» Written instruction
Each record below should be repeated precisely as written.

» Exercise materials
________________________________________

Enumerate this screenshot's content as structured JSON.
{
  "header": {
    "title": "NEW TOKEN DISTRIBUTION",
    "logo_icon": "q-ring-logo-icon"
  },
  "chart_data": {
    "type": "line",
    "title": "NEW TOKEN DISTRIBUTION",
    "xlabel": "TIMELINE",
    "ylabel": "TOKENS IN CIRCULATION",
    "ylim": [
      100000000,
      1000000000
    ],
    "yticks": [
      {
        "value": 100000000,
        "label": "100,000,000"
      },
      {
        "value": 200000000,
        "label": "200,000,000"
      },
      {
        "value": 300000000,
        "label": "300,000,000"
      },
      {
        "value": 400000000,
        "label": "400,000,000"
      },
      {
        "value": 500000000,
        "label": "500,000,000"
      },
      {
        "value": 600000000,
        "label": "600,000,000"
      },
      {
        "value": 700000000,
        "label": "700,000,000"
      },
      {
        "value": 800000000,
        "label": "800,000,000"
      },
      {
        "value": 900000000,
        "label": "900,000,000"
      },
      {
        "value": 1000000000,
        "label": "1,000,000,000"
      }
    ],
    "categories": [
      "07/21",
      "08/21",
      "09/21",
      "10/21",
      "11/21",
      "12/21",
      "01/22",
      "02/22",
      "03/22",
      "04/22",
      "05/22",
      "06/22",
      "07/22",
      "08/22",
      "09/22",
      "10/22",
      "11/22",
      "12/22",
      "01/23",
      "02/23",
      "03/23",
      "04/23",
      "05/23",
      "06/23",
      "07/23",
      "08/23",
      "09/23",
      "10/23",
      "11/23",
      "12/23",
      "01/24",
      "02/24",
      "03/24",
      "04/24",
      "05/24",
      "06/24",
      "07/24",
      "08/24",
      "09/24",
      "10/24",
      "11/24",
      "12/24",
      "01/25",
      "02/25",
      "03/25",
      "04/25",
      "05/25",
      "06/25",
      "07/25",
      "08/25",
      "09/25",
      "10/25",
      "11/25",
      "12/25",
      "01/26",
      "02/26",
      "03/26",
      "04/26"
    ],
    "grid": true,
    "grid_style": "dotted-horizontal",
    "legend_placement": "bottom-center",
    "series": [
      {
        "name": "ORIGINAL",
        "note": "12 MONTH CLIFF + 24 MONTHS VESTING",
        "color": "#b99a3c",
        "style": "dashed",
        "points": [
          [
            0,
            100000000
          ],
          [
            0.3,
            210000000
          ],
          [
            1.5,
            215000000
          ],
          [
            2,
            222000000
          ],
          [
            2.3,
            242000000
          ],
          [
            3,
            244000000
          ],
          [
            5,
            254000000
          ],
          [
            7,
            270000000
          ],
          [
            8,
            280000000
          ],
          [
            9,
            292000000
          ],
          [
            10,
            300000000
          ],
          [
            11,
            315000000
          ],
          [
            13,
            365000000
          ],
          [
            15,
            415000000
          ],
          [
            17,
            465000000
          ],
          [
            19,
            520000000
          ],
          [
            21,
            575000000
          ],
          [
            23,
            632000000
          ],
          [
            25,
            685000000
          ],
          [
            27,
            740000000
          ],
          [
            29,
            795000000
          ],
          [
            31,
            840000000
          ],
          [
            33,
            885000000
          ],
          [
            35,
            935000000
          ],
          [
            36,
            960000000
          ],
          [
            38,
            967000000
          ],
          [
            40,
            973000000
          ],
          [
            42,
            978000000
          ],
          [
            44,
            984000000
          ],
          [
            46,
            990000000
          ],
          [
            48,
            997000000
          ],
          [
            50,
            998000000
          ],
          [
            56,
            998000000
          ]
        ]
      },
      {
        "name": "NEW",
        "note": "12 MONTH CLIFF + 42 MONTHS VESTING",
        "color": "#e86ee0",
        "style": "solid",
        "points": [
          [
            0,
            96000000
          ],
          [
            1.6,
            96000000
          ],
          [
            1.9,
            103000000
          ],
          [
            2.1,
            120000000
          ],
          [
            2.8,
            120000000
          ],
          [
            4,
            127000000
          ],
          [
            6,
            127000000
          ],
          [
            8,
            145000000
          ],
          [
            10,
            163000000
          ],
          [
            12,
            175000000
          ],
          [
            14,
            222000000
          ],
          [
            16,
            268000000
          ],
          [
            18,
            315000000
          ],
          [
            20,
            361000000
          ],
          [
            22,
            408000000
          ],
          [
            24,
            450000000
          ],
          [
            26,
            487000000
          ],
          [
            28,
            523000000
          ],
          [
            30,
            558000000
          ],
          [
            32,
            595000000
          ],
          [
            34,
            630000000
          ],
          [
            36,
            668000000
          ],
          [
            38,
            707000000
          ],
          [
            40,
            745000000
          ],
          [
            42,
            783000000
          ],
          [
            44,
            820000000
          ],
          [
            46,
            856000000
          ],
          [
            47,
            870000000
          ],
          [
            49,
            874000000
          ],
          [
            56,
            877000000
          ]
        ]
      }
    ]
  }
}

________________________________________

» Answer to the problem
Enumerate this screenshot's content as structured JSON.
{
  "header": {
    "title": "NEW TOKEN DISTRIBUTION",
    "logo_icon": "q-ring-logo-icon"
  },
  "chart_data": {
    "type": "line",
    "title": "NEW TOKEN DISTRIBUTION",
    "xlabel": "TIMELINE",
    "ylabel": "TOKENS IN CIRCULATION",
    "ylim": [
      100000000,
      1000000000
    ],
    "yticks": [
      {
        "value": 100000000,
        "label": "100,000,000"
      },
      {
        "value": 200000000,
        "label": "200,000,000"
      },
      {
        "value": 300000000,
        "label": "300,000,000"
      },
      {
        "value": 400000000,
        "label": "400,000,000"
      },
      {
        "value": 500000000,
        "label": "500,000,000"
      },
      {
        "value": 600000000,
        "label": "600,000,000"
      },
      {
        "value": 700000000,
        "label": "700,000,000"
      },
      {
        "value": 800000000,
        "label": "800,000,000"
      },
      {
        "value": 900000000,
        "label": "900,000,000"
      },
      {
        "value": 1000000000,
        "label": "1,000,000,000"
      }
    ],
    "categories": [
      "07/21",
      "08/21",
      "09/21",
      "10/21",
      "11/21",
      "12/21",
      "01/22",
      "02/22",
      "03/22",
      "04/22",
      "05/22",
      "06/22",
      "07/22",
      "08/22",
      "09/22",
      "10/22",
      "11/22",
      "12/22",
      "01/23",
      "02/23",
      "03/23",
      "04/23",
      "05/23",
      "06/23",
      "07/23",
      "08/23",
      "09/23",
      "10/23",
      "11/23",
      "12/23",
      "01/24",
      "02/24",
      "03/24",
      "04/24",
      "05/24",
      "06/24",
      "07/24",
      "08/24",
      "09/24",
      "10/24",
      "11/24",
      "12/24",
      "01/25",
      "02/25",
      "03/25",
      "04/25",
      "05/25",
      "06/25",
      "07/25",
      "08/25",
      "09/25",
      "10/25",
      "11/25",
      "12/25",
      "01/26",
      "02/26",
      "03/26",
      "04/26"
    ],
    "grid": true,
    "grid_style": "dotted-horizontal",
    "legend_placement": "bottom-center",
    "series": [
      {
        "name": "ORIGINAL",
        "note": "12 MONTH CLIFF + 24 MONTHS VESTING",
        "color": "#b99a3c",
        "style": "dashed",
        "points": [
          [
            0,
            100000000
          ],
          [
            0.3,
            210000000
          ],
          [
            1.5,
            215000000
          ],
          [
            2,
            222000000
          ],
          [
            2.3,
            242000000
          ],
          [
            3,
            244000000
          ],
          [
            5,
            254000000
          ],
          [
            7,
            270000000
          ],
          [
            8,
            280000000
          ],
          [
            9,
            292000000
          ],
          [
            10,
            300000000
          ],
          [
            11,
            315000000
          ],
          [
            13,
            365000000
          ],
          [
            15,
            415000000
          ],
          [
            17,
            465000000
          ],
          [
            19,
            520000000
          ],
          [
            21,
            575000000
          ],
          [
            23,
            632000000
          ],
          [
            25,
            685000000
          ],
          [
            27,
            740000000
          ],
          [
            29,
            795000000
          ],
          [
            31,
            840000000
          ],
          [
            33,
            885000000
          ],
          [
            35,
            935000000
          ],
          [
            36,
            960000000
          ],
          [
            38,
            967000000
          ],
          [
            40,
            973000000
          ],
          [
            42,
            978000000
          ],
          [
            44,
            984000000
          ],
          [
            46,
            990000000
          ],
          [
            48,
            997000000
          ],
          [
            50,
            998000000
          ],
          [
            56,
            998000000
          ]
        ]
      },
      {
        "name": "NEW",
        "note": "12 MONTH CLIFF + 42 MONTHS VESTING",
        "color": "#e86ee0",
        "style": "solid",
        "points": [
          [
            0,
            96000000
          ],
          [
            1.6,
            96000000
          ],
          [
            1.9,
            103000000
          ],
          [
            2.1,
            120000000
          ],
          [
            2.8,
            120000000
          ],
          [
            4,
            127000000
          ],
          [
            6,
            127000000
          ],
          [
            8,
            145000000
          ],
          [
            10,
            163000000
          ],
          [
            12,
            175000000
          ],
          [
            14,
            222000000
          ],
          [
            16,
            268000000
          ],
          [
            18,
            315000000
          ],
          [
            20,
            361000000
          ],
          [
            22,
            408000000
          ],
          [
            24,
            450000000
          ],
          [
            26,
            487000000
          ],
          [
            28,
            523000000
          ],
          [
            30,
            558000000
          ],
          [
            32,
            595000000
          ],
          [
            34,
            630000000
          ],
          [
            36,
            668000000
          ],
          [
            38,
            707000000
          ],
          [
            40,
            745000000
          ],
          [
            42,
            783000000
          ],
          [
            44,
            820000000
          ],
          [
            46,
            856000000
          ],
          [
            47,
            870000000
          ],
          [
            49,
            874000000
          ],
          [
            56,
            877000000
          ]
        ]
      }
    ]
  }
}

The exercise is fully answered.